To do
Scan the listing below. Report each line that includes "workload".

Extracted data
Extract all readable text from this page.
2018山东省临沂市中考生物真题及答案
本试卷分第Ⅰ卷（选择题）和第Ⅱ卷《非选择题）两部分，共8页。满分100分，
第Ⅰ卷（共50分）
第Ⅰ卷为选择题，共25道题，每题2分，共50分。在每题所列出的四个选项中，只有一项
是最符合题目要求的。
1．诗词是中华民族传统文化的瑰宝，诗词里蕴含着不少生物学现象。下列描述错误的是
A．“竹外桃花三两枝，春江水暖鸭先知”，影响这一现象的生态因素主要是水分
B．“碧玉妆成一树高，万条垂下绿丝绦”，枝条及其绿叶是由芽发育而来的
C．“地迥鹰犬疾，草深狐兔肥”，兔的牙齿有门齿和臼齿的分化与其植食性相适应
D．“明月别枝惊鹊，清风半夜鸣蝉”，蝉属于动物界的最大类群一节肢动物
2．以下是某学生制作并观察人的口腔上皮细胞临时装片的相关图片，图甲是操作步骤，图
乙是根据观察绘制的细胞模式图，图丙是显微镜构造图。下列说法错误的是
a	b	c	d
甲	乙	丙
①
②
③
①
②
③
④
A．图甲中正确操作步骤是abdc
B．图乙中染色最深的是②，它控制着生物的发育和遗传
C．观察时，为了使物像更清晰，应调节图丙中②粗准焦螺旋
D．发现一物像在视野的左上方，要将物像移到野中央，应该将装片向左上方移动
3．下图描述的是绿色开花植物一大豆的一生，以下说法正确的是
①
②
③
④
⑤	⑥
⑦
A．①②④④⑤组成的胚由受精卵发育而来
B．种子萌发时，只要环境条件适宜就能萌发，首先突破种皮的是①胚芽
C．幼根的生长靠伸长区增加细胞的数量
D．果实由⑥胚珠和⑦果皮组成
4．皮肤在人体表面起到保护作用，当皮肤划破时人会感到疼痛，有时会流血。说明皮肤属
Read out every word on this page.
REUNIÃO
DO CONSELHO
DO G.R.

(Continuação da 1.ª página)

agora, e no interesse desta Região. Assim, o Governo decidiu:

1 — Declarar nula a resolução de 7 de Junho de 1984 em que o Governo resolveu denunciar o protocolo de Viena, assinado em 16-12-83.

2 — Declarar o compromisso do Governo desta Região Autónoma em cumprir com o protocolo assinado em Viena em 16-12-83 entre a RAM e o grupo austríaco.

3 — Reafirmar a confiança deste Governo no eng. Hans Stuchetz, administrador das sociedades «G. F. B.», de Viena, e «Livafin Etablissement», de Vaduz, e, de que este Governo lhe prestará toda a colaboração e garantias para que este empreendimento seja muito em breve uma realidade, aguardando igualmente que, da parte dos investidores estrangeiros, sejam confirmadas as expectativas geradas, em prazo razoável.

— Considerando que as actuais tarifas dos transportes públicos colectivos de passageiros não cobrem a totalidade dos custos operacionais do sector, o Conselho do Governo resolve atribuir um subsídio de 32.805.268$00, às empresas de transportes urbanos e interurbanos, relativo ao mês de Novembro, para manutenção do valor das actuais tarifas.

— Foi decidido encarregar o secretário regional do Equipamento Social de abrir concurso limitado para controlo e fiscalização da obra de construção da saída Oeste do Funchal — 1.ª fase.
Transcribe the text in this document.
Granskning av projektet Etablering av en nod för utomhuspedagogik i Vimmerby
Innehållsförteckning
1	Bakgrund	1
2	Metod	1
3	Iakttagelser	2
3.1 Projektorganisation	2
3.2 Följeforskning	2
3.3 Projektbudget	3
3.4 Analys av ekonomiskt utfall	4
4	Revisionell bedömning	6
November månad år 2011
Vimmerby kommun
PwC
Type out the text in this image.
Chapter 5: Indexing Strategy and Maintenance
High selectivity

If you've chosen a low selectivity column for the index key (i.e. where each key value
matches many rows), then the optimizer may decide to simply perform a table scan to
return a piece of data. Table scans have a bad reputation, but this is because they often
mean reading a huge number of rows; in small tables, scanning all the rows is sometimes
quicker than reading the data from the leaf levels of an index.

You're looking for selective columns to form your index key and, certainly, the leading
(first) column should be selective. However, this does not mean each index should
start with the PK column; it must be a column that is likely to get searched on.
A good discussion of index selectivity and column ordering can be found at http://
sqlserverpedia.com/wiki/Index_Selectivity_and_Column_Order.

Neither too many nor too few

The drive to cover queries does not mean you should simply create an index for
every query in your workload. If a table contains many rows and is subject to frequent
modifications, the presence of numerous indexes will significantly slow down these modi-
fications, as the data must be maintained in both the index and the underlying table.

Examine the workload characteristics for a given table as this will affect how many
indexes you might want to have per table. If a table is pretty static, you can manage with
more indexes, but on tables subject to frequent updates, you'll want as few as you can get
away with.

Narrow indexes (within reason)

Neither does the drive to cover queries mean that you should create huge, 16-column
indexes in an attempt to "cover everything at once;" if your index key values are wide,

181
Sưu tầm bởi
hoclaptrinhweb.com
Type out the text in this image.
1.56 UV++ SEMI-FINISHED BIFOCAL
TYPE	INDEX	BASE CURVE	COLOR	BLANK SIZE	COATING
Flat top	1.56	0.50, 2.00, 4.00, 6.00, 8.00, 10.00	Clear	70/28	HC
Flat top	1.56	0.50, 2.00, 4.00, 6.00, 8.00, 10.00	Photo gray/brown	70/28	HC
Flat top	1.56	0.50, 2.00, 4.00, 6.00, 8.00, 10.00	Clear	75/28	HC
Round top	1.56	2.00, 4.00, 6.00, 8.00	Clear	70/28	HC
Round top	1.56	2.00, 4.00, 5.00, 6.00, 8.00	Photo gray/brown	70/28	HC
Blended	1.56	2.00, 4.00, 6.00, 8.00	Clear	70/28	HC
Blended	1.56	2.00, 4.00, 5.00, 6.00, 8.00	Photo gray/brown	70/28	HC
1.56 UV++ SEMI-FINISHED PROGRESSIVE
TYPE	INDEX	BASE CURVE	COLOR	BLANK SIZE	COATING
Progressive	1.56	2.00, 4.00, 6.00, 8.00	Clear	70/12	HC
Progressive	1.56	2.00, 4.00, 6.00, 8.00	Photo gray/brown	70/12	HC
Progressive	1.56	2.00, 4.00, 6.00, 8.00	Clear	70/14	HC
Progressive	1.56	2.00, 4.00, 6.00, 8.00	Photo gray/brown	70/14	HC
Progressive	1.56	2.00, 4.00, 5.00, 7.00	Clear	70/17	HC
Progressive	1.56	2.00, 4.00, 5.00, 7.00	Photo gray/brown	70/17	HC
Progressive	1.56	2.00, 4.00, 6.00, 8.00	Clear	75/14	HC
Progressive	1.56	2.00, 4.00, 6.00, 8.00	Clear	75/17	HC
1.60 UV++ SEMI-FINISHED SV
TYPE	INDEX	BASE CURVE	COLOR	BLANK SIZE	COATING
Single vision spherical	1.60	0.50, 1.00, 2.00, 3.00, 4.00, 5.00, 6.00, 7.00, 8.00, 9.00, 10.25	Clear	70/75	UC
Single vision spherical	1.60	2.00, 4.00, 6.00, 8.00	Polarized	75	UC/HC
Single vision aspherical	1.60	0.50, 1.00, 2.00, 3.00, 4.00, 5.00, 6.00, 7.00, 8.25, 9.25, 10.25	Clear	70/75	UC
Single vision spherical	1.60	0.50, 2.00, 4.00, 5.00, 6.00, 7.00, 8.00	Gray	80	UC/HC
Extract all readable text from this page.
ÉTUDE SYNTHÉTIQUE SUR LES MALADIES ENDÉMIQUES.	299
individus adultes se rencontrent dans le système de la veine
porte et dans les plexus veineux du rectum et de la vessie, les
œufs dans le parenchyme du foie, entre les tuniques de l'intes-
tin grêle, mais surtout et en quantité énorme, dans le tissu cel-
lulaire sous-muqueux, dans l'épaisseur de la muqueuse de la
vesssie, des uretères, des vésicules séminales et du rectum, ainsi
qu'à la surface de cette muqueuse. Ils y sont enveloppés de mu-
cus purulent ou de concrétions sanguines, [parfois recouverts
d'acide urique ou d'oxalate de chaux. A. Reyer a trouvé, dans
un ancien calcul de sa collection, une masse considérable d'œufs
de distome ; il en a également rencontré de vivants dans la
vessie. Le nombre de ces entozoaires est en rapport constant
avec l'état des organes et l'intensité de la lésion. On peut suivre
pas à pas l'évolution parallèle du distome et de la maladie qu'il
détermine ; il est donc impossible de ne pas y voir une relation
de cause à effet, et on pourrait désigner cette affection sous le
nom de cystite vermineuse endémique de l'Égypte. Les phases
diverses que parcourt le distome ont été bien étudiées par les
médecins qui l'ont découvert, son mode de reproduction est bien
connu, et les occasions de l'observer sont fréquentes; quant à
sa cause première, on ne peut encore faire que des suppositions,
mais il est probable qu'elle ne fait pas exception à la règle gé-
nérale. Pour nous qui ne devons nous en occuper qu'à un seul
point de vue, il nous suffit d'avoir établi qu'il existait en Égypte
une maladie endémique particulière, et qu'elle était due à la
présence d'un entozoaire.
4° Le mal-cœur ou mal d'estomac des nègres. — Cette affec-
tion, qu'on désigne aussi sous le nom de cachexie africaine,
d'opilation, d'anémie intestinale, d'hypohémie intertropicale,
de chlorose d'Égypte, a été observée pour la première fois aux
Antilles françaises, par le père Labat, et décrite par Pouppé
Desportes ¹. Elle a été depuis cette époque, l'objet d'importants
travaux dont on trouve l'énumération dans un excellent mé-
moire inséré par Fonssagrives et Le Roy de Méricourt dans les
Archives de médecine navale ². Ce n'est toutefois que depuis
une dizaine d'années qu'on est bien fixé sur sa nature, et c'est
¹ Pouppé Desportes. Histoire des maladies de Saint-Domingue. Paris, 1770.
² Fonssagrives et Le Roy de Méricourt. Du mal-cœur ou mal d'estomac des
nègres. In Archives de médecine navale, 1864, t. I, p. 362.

Task solution
every query in your workload. If a table contains many rows and is subject to frequent
Examine the workload characteristics for a given table as this will affect how many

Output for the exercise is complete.